*Given records*
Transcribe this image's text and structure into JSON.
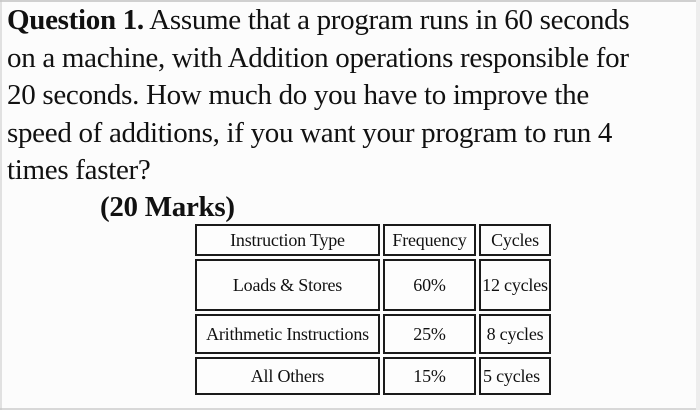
{
  "page": {
    "background": "#fcfcfc",
    "text_color": "#111111"
  },
  "question": {
    "prefix": "Question 1.",
    "line1_rest": " Assume that a program runs in 60 seconds",
    "line2": "on a machine, with Addition operations responsible for",
    "line3": "20 seconds. How much do you have to improve the",
    "line4": "speed of additions, if you want your program to run 4",
    "line5": "times faster?",
    "marks": "(20 Marks)"
  },
  "table": {
    "border_color": "#1a1a1a",
    "headers": [
      "Instruction Type",
      "Frequency",
      "Cycles"
    ],
    "rows": [
      [
        "Loads & Stores",
        "60%",
        "12 cycles"
      ],
      [
        "Arithmetic Instructions",
        "25%",
        "8 cycles"
      ],
      [
        "All Others",
        "15%",
        "5 cycles"
      ]
    ]
  }
}
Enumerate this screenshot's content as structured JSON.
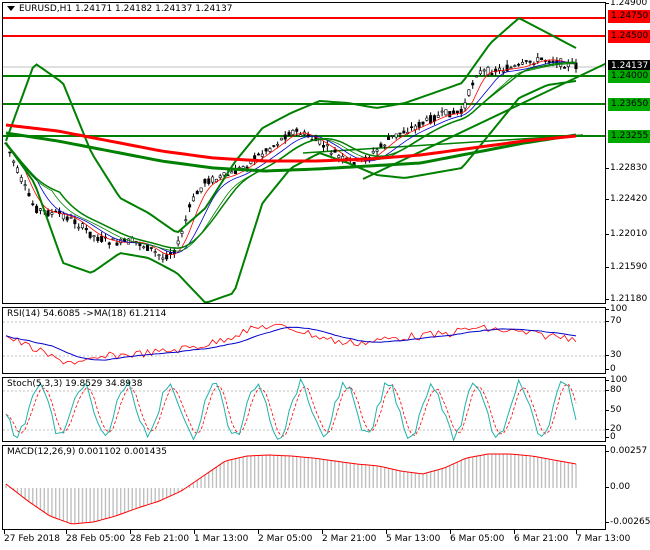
{
  "main": {
    "symbol_info": "EURUSD,H1  1.24171  1.24182  1.24137  1.24137",
    "price_ticks": [
      "1.24900",
      "1.24137",
      "1.22830",
      "1.22420",
      "1.22010",
      "1.21590",
      "1.21180"
    ],
    "labels": [
      {
        "text": "1.24750",
        "color": "red"
      },
      {
        "text": "1.24500",
        "color": "red"
      },
      {
        "text": "1.24137",
        "color": "black"
      },
      {
        "text": "1.24000",
        "color": "green"
      },
      {
        "text": "1.23650",
        "color": "green"
      },
      {
        "text": "1.23255",
        "color": "green"
      }
    ]
  },
  "rsi": {
    "title": "RSI(14) 54.6085  ->MA(18) 61.2114",
    "ticks": [
      "100",
      "70",
      "30",
      "0"
    ]
  },
  "stoch": {
    "title": "Stoch(5,3,3) 19.8529 34.8938",
    "ticks": [
      "100",
      "80",
      "50",
      "20",
      "0"
    ]
  },
  "macd": {
    "title": "MACD(12,26,9) 0.001102 0.001435",
    "ticks": [
      "0.00257",
      "0.00",
      "-0.00265"
    ]
  },
  "time_axis": [
    "27 Feb 2018",
    "28 Feb 05:00",
    "28 Feb 21:00",
    "1 Mar 13:00",
    "2 Mar 05:00",
    "2 Mar 21:00",
    "5 Mar 13:00",
    "6 Mar 05:00",
    "6 Mar 21:00",
    "7 Mar 13:00"
  ],
  "colors": {
    "resistance": "#ff0000",
    "support": "#008000",
    "bollinger": "#008000",
    "ma_long": "#ff0000",
    "ma_long2": "#008000",
    "candle": "#000000",
    "rsi": "#ff0000",
    "rsi_ma": "#0000cc",
    "stoch_main": "#20b2aa",
    "stoch_signal": "#ff0000",
    "macd_hist": "#c0c0c0",
    "macd_signal": "#ff0000"
  }
}
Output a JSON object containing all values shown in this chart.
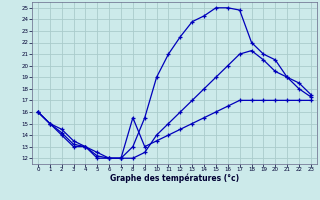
{
  "title": "Graphe des températures (°c)",
  "bg_color": "#cceaea",
  "grid_color": "#aacccc",
  "line_color": "#0000bb",
  "xlim": [
    -0.5,
    23.5
  ],
  "ylim": [
    11.5,
    25.5
  ],
  "xticks": [
    0,
    1,
    2,
    3,
    4,
    5,
    6,
    7,
    8,
    9,
    10,
    11,
    12,
    13,
    14,
    15,
    16,
    17,
    18,
    19,
    20,
    21,
    22,
    23
  ],
  "yticks": [
    12,
    13,
    14,
    15,
    16,
    17,
    18,
    19,
    20,
    21,
    22,
    23,
    24,
    25
  ],
  "line1_x": [
    0,
    1,
    2,
    3,
    4,
    5,
    6,
    7,
    8,
    9,
    10,
    11,
    12,
    13,
    14,
    15,
    16,
    17,
    18,
    19,
    20,
    21,
    22,
    23
  ],
  "line1_y": [
    16,
    15,
    14,
    13,
    13,
    12,
    12,
    12,
    13,
    15.5,
    19,
    21,
    22.5,
    23.8,
    24.3,
    25,
    25,
    24.8,
    22,
    21,
    20.5,
    19,
    18.5,
    17.5
  ],
  "line2_x": [
    0,
    1,
    2,
    3,
    4,
    5,
    6,
    7,
    8,
    9,
    10,
    11,
    12,
    13,
    14,
    15,
    16,
    17,
    18,
    19,
    20,
    21,
    22,
    23
  ],
  "line2_y": [
    16,
    15,
    14.5,
    13.5,
    13,
    12.5,
    12,
    12,
    12,
    12.5,
    14,
    15,
    16,
    17,
    18,
    19,
    20,
    21,
    21.3,
    20.5,
    19.5,
    19,
    18,
    17.3
  ],
  "line3_x": [
    0,
    1,
    2,
    3,
    4,
    5,
    6,
    7,
    8,
    9,
    10,
    11,
    12,
    13,
    14,
    15,
    16,
    17,
    18,
    19,
    20,
    21,
    22,
    23
  ],
  "line3_y": [
    16,
    15,
    14.2,
    13.2,
    13,
    12.2,
    12,
    12,
    15.5,
    13,
    13.5,
    14,
    14.5,
    15,
    15.5,
    16,
    16.5,
    17,
    17,
    17,
    17,
    17,
    17,
    17
  ]
}
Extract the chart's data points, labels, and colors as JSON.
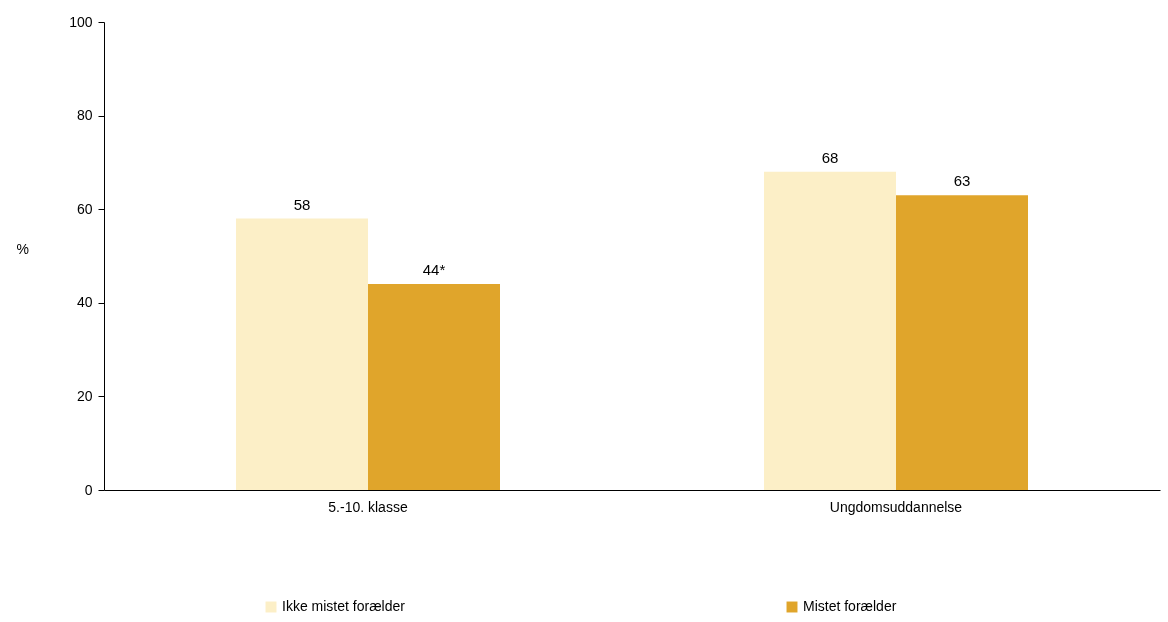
{
  "chart_data": {
    "type": "bar",
    "ylabel": "%",
    "categories": [
      "5.-10. klasse",
      "Ungdomsuddannelse"
    ],
    "series": [
      {
        "name": "Ikke mistet forælder",
        "color": "#fcefc7",
        "values": [
          58,
          68
        ],
        "value_labels": [
          "58",
          "68"
        ]
      },
      {
        "name": "Mistet forælder",
        "color": "#e0a52b",
        "values": [
          44,
          63
        ],
        "value_labels": [
          "44*",
          "63"
        ]
      }
    ],
    "ylim": [
      0,
      100
    ],
    "yticks": [
      0,
      20,
      40,
      60,
      80,
      100
    ],
    "grid": false,
    "legend": "bottom"
  }
}
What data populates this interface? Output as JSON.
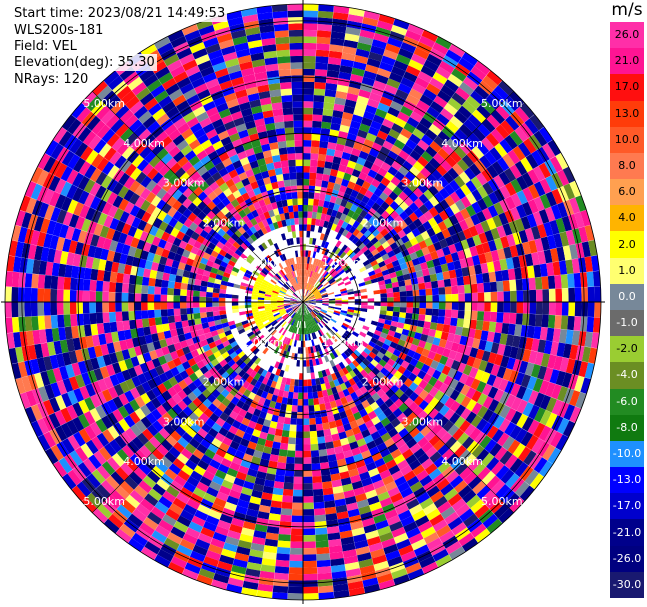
{
  "header": {
    "start_time": "Start time: 2023/08/21 14:49:53",
    "instrument": "WLS200s-181",
    "field": "Field: VEL",
    "elevation": "Elevation(deg): 35.30",
    "nrays": "NRays: 120"
  },
  "colorbar": {
    "unit": "m/s",
    "bins": [
      {
        "label": "26.0",
        "color": "#ff2fa8"
      },
      {
        "label": "21.0",
        "color": "#ff1493"
      },
      {
        "label": "17.0",
        "color": "#ff0f0f"
      },
      {
        "label": "13.0",
        "color": "#ff3c0a"
      },
      {
        "label": "10.0",
        "color": "#ff5a28"
      },
      {
        "label": "8.0",
        "color": "#ff7a50"
      },
      {
        "label": "6.0",
        "color": "#ffa050"
      },
      {
        "label": "4.0",
        "color": "#ffb400"
      },
      {
        "label": "2.0",
        "color": "#ffff00"
      },
      {
        "label": "1.0",
        "color": "#ffff70"
      },
      {
        "label": "0.0",
        "color": "#778899"
      },
      {
        "label": "-1.0",
        "color": "#6b6b6b"
      },
      {
        "label": "-2.0",
        "color": "#9acd32"
      },
      {
        "label": "-4.0",
        "color": "#6b8e23"
      },
      {
        "label": "-6.0",
        "color": "#228b22"
      },
      {
        "label": "-8.0",
        "color": "#107a10"
      },
      {
        "label": "-10.0",
        "color": "#1e90ff"
      },
      {
        "label": "-13.0",
        "color": "#0000ff"
      },
      {
        "label": "-17.0",
        "color": "#0000cd"
      },
      {
        "label": "-21.0",
        "color": "#00008b"
      },
      {
        "label": "-26.0",
        "color": "#000080"
      },
      {
        "label": "-30.0",
        "color": "#191970"
      }
    ]
  },
  "chart_data": {
    "type": "heatmap",
    "projection": "polar-ppi",
    "field": "VEL",
    "units": "m/s",
    "elevation_deg": 35.3,
    "n_rays": 120,
    "range_rings_km": [
      {
        "label": "1.00km",
        "value": 1.0
      },
      {
        "label": "2.00km",
        "value": 2.0
      },
      {
        "label": "3.00km",
        "value": 3.0
      },
      {
        "label": "4.00km",
        "value": 4.0
      },
      {
        "label": "5.00km",
        "value": 5.0
      }
    ],
    "max_range_km": 5.3,
    "range_gates": 46,
    "color_scale_min": -30.0,
    "color_scale_max": 26.0,
    "near_field_features": [
      {
        "sector": "west",
        "range_km": [
          0.3,
          0.9
        ],
        "value": 2.0
      },
      {
        "sector": "south",
        "range_km": [
          0.0,
          0.6
        ],
        "value": -6.0
      },
      {
        "sector": "north",
        "range_km": [
          0.2,
          0.8
        ],
        "value": 8.0
      },
      {
        "sector": "northeast",
        "range_km": [
          0.0,
          0.4
        ],
        "value": 4.0
      }
    ]
  }
}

*What you will do*
Above are the records. Copy every line in them holding "forælder".

*Written solution*
        "name": "Ikke mistet forælder",
        "name": "Mistet forælder",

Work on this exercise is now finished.